++++ Data for this task ++++

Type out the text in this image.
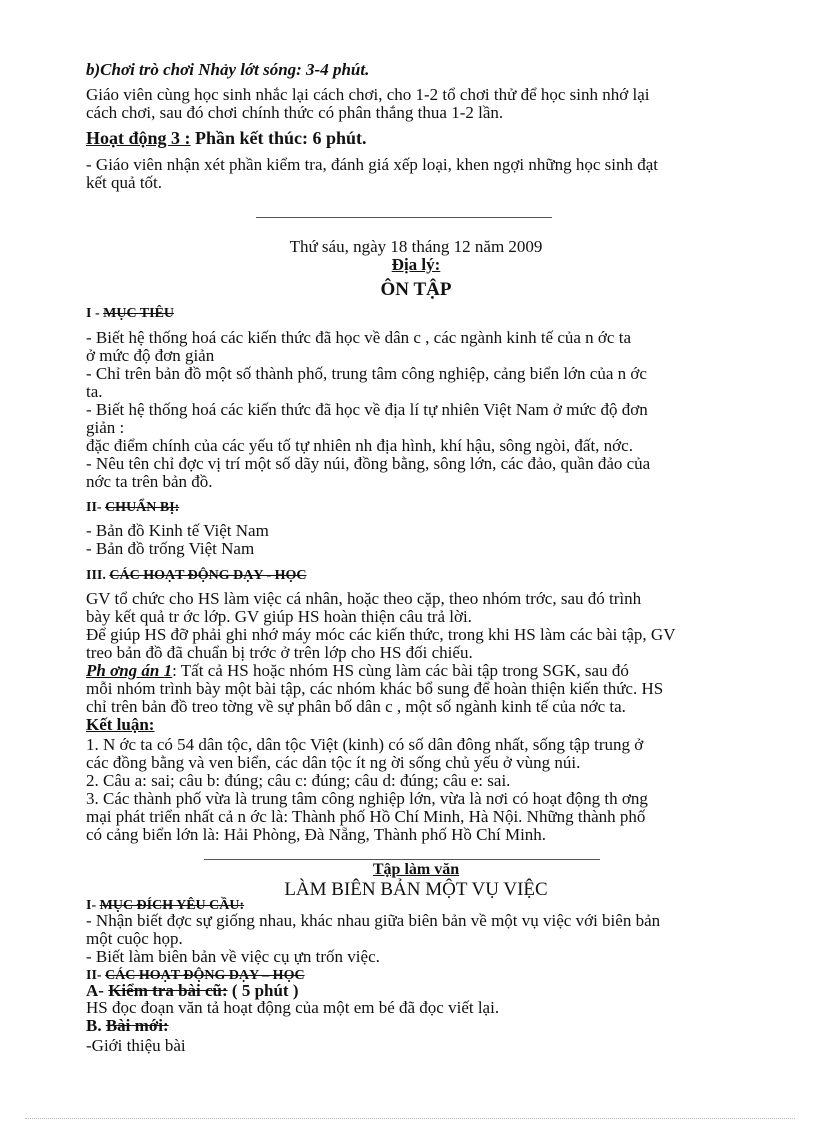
b)Chơi trò chơi Nhảy lớt sóng: 3-4 phút.
Giáo viên cùng học sinh nhắc lại cách chơi, cho 1-2 tổ chơi thử để học sinh nhớ lại
cách chơi, sau đó chơi chính thức có phân thắng thua 1-2 lần.
Hoạt động 3 : Phần kết thúc: 6 phút.
- Giáo viên nhận xét phần kiểm tra, đánh giá xếp loại, khen ngợi những học sinh đạt
kết quả tốt.
Thứ sáu, ngày 18 tháng 12 năm 2009
Địa lý:
ÔN TẬP
I - MỤC TIÊU
- Biết hệ thống hoá các kiến thức đã học về dân c , các ngành kinh tế của n ớc ta
ở mức độ đơn giản
- Chỉ trên bản đồ một số thành phố, trung tâm công nghiệp, cảng biển lớn của n ớc
ta.
- Biết hệ thống hoá các kiến thức đã học về địa lí tự nhiên Việt Nam ở mức độ đơn
giản :
đặc điểm chính của các yếu tố tự nhiên nh địa hình, khí hậu, sông ngòi, đất, nớc.
- Nêu tên chỉ đợc vị trí một số dãy núi, đồng bằng, sông lớn, các đảo, quần đảo của
nớc ta trên bản đồ.
II- CHUẨN BỊ:
- Bản đồ Kinh tế Việt Nam
- Bản đồ trống Việt Nam
III. CÁC HOẠT ĐỘNG DẠY - HỌC
GV tổ chức cho HS làm việc cá nhân, hoặc theo cặp, theo nhóm trớc, sau đó trình
bày kết quả tr ớc lớp. GV giúp HS hoàn thiện câu trả lời.
Để giúp HS đỡ phải ghi nhớ máy móc các kiến thức, trong khi HS làm các bài tập, GV
treo bản đồ đã chuẩn bị trớc ở trên lớp cho HS đối chiếu.
Ph ơng án 1: Tất cả HS hoặc nhóm HS cùng làm các bài tập trong SGK, sau đó
mỗi nhóm trình bày một bài tập, các nhóm khác bổ sung để hoàn thiện kiến thức. HS
chỉ trên bản đồ treo tờng về sự phân bố dân c , một số ngành kinh tế của nớc ta.
Kết luận:
1. N ớc ta có 54 dân tộc, dân tộc Việt (kinh) có số dân đông nhất, sống tập trung ở
các đồng bằng và ven biển, các dân tộc ít ng ời sống chủ yếu ở vùng núi.
2. Câu a: sai; câu b: đúng; câu c: đúng; câu d: đúng; câu e: sai.
3. Các thành phố vừa là trung tâm công nghiệp lớn, vừa là nơi có hoạt động th ơng
mại phát triển nhất cả n ớc là: Thành phố Hồ Chí Minh, Hà Nội. Những thành phố
có cảng biển lớn là: Hải Phòng, Đà Nẵng, Thành phố Hồ Chí Minh.
Tập làm văn
LÀM BIÊN BẢN MỘT VỤ VIỆC
I- MỤC ĐÍCH YÊU CẦU:
- Nhận biết đợc sự giống nhau, khác nhau giữa biên bản về một vụ việc với biên bản
một cuộc họp.
- Biết làm biên bản về việc cụ ựn trốn việc.
II- CÁC HOẠT ĐỘNG DẠY – HỌC
A- Kiểm tra bài cũ: ( 5 phút )
HS đọc đoạn văn tả hoạt động của một em bé đã đọc viết lại.
B. Bài mới:
-Giới thiệu bài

++++

Exercise goal:
Retype each entry precisely. Skip images entirely.

Result for this exercise:
Type out the text in this image.
b)Chơi trò chơi Nhảy lớt sóng: 3-4 phút.
Giáo viên cùng học sinh nhắc lại cách chơi, cho 1-2 tổ chơi thử để học sinh nhớ lại
cách chơi, sau đó chơi chính thức có phân thắng thua 1-2 lần.
Hoạt động 3 : Phần kết thúc: 6 phút.
- Giáo viên nhận xét phần kiểm tra, đánh giá xếp loại, khen ngợi những học sinh đạt
kết quả tốt.
Thứ sáu, ngày 18 tháng 12 năm 2009
Địa lý:
ÔN TẬP
I - MỤC TIÊU
- Biết hệ thống hoá các kiến thức đã học về dân c , các ngành kinh tế của n ớc ta
ở mức độ đơn giản
- Chỉ trên bản đồ một số thành phố, trung tâm công nghiệp, cảng biển lớn của n ớc
ta.
- Biết hệ thống hoá các kiến thức đã học về địa lí tự nhiên Việt Nam ở mức độ đơn
giản :
đặc điểm chính của các yếu tố tự nhiên nh địa hình, khí hậu, sông ngòi, đất, nớc.
- Nêu tên chỉ đợc vị trí một số dãy núi, đồng bằng, sông lớn, các đảo, quần đảo của
nớc ta trên bản đồ.
II- CHUẨN BỊ:
- Bản đồ Kinh tế Việt Nam
- Bản đồ trống Việt Nam
III. CÁC HOẠT ĐỘNG DẠY - HỌC
GV tổ chức cho HS làm việc cá nhân, hoặc theo cặp, theo nhóm trớc, sau đó trình
bày kết quả tr ớc lớp. GV giúp HS hoàn thiện câu trả lời.
Để giúp HS đỡ phải ghi nhớ máy móc các kiến thức, trong khi HS làm các bài tập, GV
treo bản đồ đã chuẩn bị trớc ở trên lớp cho HS đối chiếu.
Ph ơng án 1: Tất cả HS hoặc nhóm HS cùng làm các bài tập trong SGK, sau đó
mỗi nhóm trình bày một bài tập, các nhóm khác bổ sung để hoàn thiện kiến thức. HS
chỉ trên bản đồ treo tờng về sự phân bố dân c , một số ngành kinh tế của nớc ta.
Kết luận:
1. N ớc ta có 54 dân tộc, dân tộc Việt (kinh) có số dân đông nhất, sống tập trung ở
các đồng bằng và ven biển, các dân tộc ít ng ời sống chủ yếu ở vùng núi.
2. Câu a: sai; câu b: đúng; câu c: đúng; câu d: đúng; câu e: sai.
3. Các thành phố vừa là trung tâm công nghiệp lớn, vừa là nơi có hoạt động th ơng
mại phát triển nhất cả n ớc là: Thành phố Hồ Chí Minh, Hà Nội. Những thành phố
có cảng biển lớn là: Hải Phòng, Đà Nẵng, Thành phố Hồ Chí Minh.
Tập làm văn
LÀM BIÊN BẢN MỘT VỤ VIỆC
I- MỤC ĐÍCH YÊU CẦU:
- Nhận biết đợc sự giống nhau, khác nhau giữa biên bản về một vụ việc với biên bản
một cuộc họp.
- Biết làm biên bản về việc cụ ựn trốn việc.
II- CÁC HOẠT ĐỘNG DẠY – HỌC
A- Kiểm tra bài cũ: ( 5 phút )
HS đọc đoạn văn tả hoạt động của một em bé đã đọc viết lại.
B. Bài mới:
-Giới thiệu bài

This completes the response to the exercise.